_SET TASK:_ Restate the whole of the material. Keep every word, and drop the pictures.

•••

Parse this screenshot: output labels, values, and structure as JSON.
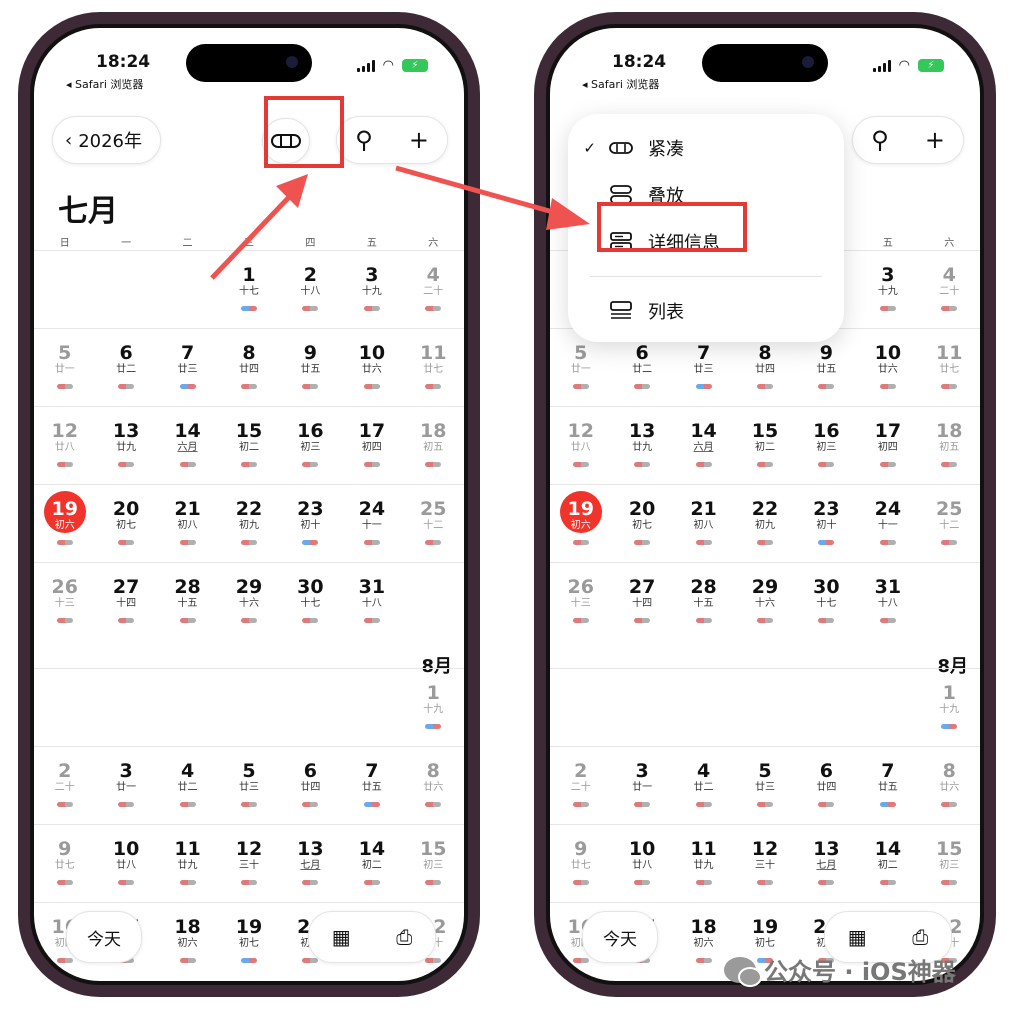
{
  "status": {
    "time": "18:24",
    "back_label": "◂ Safari 浏览器",
    "battery": "⚡"
  },
  "header": {
    "back_year": "2026年"
  },
  "month": {
    "title": "七月",
    "next_label": "8月"
  },
  "weekdays": [
    "日",
    "一",
    "二",
    "三",
    "四",
    "五",
    "六"
  ],
  "left_rows": [
    [
      {
        "d": "",
        "l": ""
      },
      {
        "d": "",
        "l": ""
      },
      {
        "d": "",
        "l": ""
      },
      {
        "d": "1",
        "l": "十七"
      },
      {
        "d": "2",
        "l": "十八"
      },
      {
        "d": "3",
        "l": "十九"
      },
      {
        "d": "4",
        "l": "二十"
      }
    ],
    [
      {
        "d": "5",
        "l": "廿一"
      },
      {
        "d": "6",
        "l": "廿二"
      },
      {
        "d": "7",
        "l": "廿三"
      },
      {
        "d": "8",
        "l": "廿四"
      },
      {
        "d": "9",
        "l": "廿五"
      },
      {
        "d": "10",
        "l": "廿六"
      },
      {
        "d": "11",
        "l": "廿七"
      }
    ],
    [
      {
        "d": "12",
        "l": "廿八"
      },
      {
        "d": "13",
        "l": "廿九"
      },
      {
        "d": "14",
        "l": "六月"
      },
      {
        "d": "15",
        "l": "初二"
      },
      {
        "d": "16",
        "l": "初三"
      },
      {
        "d": "17",
        "l": "初四"
      },
      {
        "d": "18",
        "l": "初五"
      }
    ],
    [
      {
        "d": "19",
        "l": "初六"
      },
      {
        "d": "20",
        "l": "初七"
      },
      {
        "d": "21",
        "l": "初八"
      },
      {
        "d": "22",
        "l": "初九"
      },
      {
        "d": "23",
        "l": "初十"
      },
      {
        "d": "24",
        "l": "十一"
      },
      {
        "d": "25",
        "l": "十二"
      }
    ],
    [
      {
        "d": "26",
        "l": "十三"
      },
      {
        "d": "27",
        "l": "十四"
      },
      {
        "d": "28",
        "l": "十五"
      },
      {
        "d": "29",
        "l": "十六"
      },
      {
        "d": "30",
        "l": "十七"
      },
      {
        "d": "31",
        "l": "十八"
      },
      {
        "d": "",
        "l": ""
      }
    ]
  ],
  "aug_rows": [
    [
      {
        "d": "",
        "l": ""
      },
      {
        "d": "",
        "l": ""
      },
      {
        "d": "",
        "l": ""
      },
      {
        "d": "",
        "l": ""
      },
      {
        "d": "",
        "l": ""
      },
      {
        "d": "",
        "l": ""
      },
      {
        "d": "1",
        "l": "十九"
      }
    ],
    [
      {
        "d": "2",
        "l": "二十"
      },
      {
        "d": "3",
        "l": "廿一"
      },
      {
        "d": "4",
        "l": "廿二"
      },
      {
        "d": "5",
        "l": "廿三"
      },
      {
        "d": "6",
        "l": "廿四"
      },
      {
        "d": "7",
        "l": "廿五"
      },
      {
        "d": "8",
        "l": "廿六"
      }
    ],
    [
      {
        "d": "9",
        "l": "廿七"
      },
      {
        "d": "10",
        "l": "廿八"
      },
      {
        "d": "11",
        "l": "廿九"
      },
      {
        "d": "12",
        "l": "三十"
      },
      {
        "d": "13",
        "l": "七月"
      },
      {
        "d": "14",
        "l": "初二"
      },
      {
        "d": "15",
        "l": "初三"
      }
    ],
    [
      {
        "d": "16",
        "l": "初四"
      },
      {
        "d": "17",
        "l": "初五"
      },
      {
        "d": "18",
        "l": "初六"
      },
      {
        "d": "19",
        "l": "初七"
      },
      {
        "d": "20",
        "l": "初八"
      },
      {
        "d": "21",
        "l": "初九"
      },
      {
        "d": "22",
        "l": "初十"
      }
    ]
  ],
  "bottom": {
    "today_label": "今天"
  },
  "menu": {
    "items": [
      {
        "label": "紧凑",
        "checked": true
      },
      {
        "label": "叠放",
        "checked": false
      },
      {
        "label": "详细信息",
        "checked": false
      },
      {
        "label": "列表",
        "checked": false
      }
    ]
  },
  "watermark": {
    "text": "公众号 · iOS神器"
  },
  "colors": {
    "today": "#f0342c",
    "highlight": "#e53935",
    "frame": "#3d2a36"
  }
}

•••

_EXERCISE RESPONSE:_
Parse this screenshot: output labels, values, and structure as JSON.
{
  "status": {
    "time": "18:24",
    "back_label": "◂ Safari 浏览器",
    "battery": "⚡"
  },
  "header": {
    "back_year": "2026年"
  },
  "month": {
    "title": "七月",
    "next_label": "8月"
  },
  "weekdays": [
    "日",
    "一",
    "二",
    "三",
    "四",
    "五",
    "六"
  ],
  "left_rows": [
    [
      {
        "d": "",
        "l": ""
      },
      {
        "d": "",
        "l": ""
      },
      {
        "d": "",
        "l": ""
      },
      {
        "d": "1",
        "l": "十七"
      },
      {
        "d": "2",
        "l": "十八"
      },
      {
        "d": "3",
        "l": "十九"
      },
      {
        "d": "4",
        "l": "二十"
      }
    ],
    [
      {
        "d": "5",
        "l": "廿一"
      },
      {
        "d": "6",
        "l": "廿二"
      },
      {
        "d": "7",
        "l": "廿三"
      },
      {
        "d": "8",
        "l": "廿四"
      },
      {
        "d": "9",
        "l": "廿五"
      },
      {
        "d": "10",
        "l": "廿六"
      },
      {
        "d": "11",
        "l": "廿七"
      }
    ],
    [
      {
        "d": "12",
        "l": "廿八"
      },
      {
        "d": "13",
        "l": "廿九"
      },
      {
        "d": "14",
        "l": "六月"
      },
      {
        "d": "15",
        "l": "初二"
      },
      {
        "d": "16",
        "l": "初三"
      },
      {
        "d": "17",
        "l": "初四"
      },
      {
        "d": "18",
        "l": "初五"
      }
    ],
    [
      {
        "d": "19",
        "l": "初六"
      },
      {
        "d": "20",
        "l": "初七"
      },
      {
        "d": "21",
        "l": "初八"
      },
      {
        "d": "22",
        "l": "初九"
      },
      {
        "d": "23",
        "l": "初十"
      },
      {
        "d": "24",
        "l": "十一"
      },
      {
        "d": "25",
        "l": "十二"
      }
    ],
    [
      {
        "d": "26",
        "l": "十三"
      },
      {
        "d": "27",
        "l": "十四"
      },
      {
        "d": "28",
        "l": "十五"
      },
      {
        "d": "29",
        "l": "十六"
      },
      {
        "d": "30",
        "l": "十七"
      },
      {
        "d": "31",
        "l": "十八"
      },
      {
        "d": "",
        "l": ""
      }
    ]
  ],
  "aug_rows": [
    [
      {
        "d": "",
        "l": ""
      },
      {
        "d": "",
        "l": ""
      },
      {
        "d": "",
        "l": ""
      },
      {
        "d": "",
        "l": ""
      },
      {
        "d": "",
        "l": ""
      },
      {
        "d": "",
        "l": ""
      },
      {
        "d": "1",
        "l": "十九"
      }
    ],
    [
      {
        "d": "2",
        "l": "二十"
      },
      {
        "d": "3",
        "l": "廿一"
      },
      {
        "d": "4",
        "l": "廿二"
      },
      {
        "d": "5",
        "l": "廿三"
      },
      {
        "d": "6",
        "l": "廿四"
      },
      {
        "d": "7",
        "l": "廿五"
      },
      {
        "d": "8",
        "l": "廿六"
      }
    ],
    [
      {
        "d": "9",
        "l": "廿七"
      },
      {
        "d": "10",
        "l": "廿八"
      },
      {
        "d": "11",
        "l": "廿九"
      },
      {
        "d": "12",
        "l": "三十"
      },
      {
        "d": "13",
        "l": "七月"
      },
      {
        "d": "14",
        "l": "初二"
      },
      {
        "d": "15",
        "l": "初三"
      }
    ],
    [
      {
        "d": "16",
        "l": "初四"
      },
      {
        "d": "17",
        "l": "初五"
      },
      {
        "d": "18",
        "l": "初六"
      },
      {
        "d": "19",
        "l": "初七"
      },
      {
        "d": "20",
        "l": "初八"
      },
      {
        "d": "21",
        "l": "初九"
      },
      {
        "d": "22",
        "l": "初十"
      }
    ]
  ],
  "bottom": {
    "today_label": "今天"
  },
  "menu": {
    "items": [
      {
        "label": "紧凑",
        "checked": true
      },
      {
        "label": "叠放",
        "checked": false
      },
      {
        "label": "详细信息",
        "checked": false
      },
      {
        "label": "列表",
        "checked": false
      }
    ]
  },
  "watermark": {
    "text": "公众号 · iOS神器"
  },
  "colors": {
    "today": "#f0342c",
    "highlight": "#e53935",
    "frame": "#3d2a36"
  }
}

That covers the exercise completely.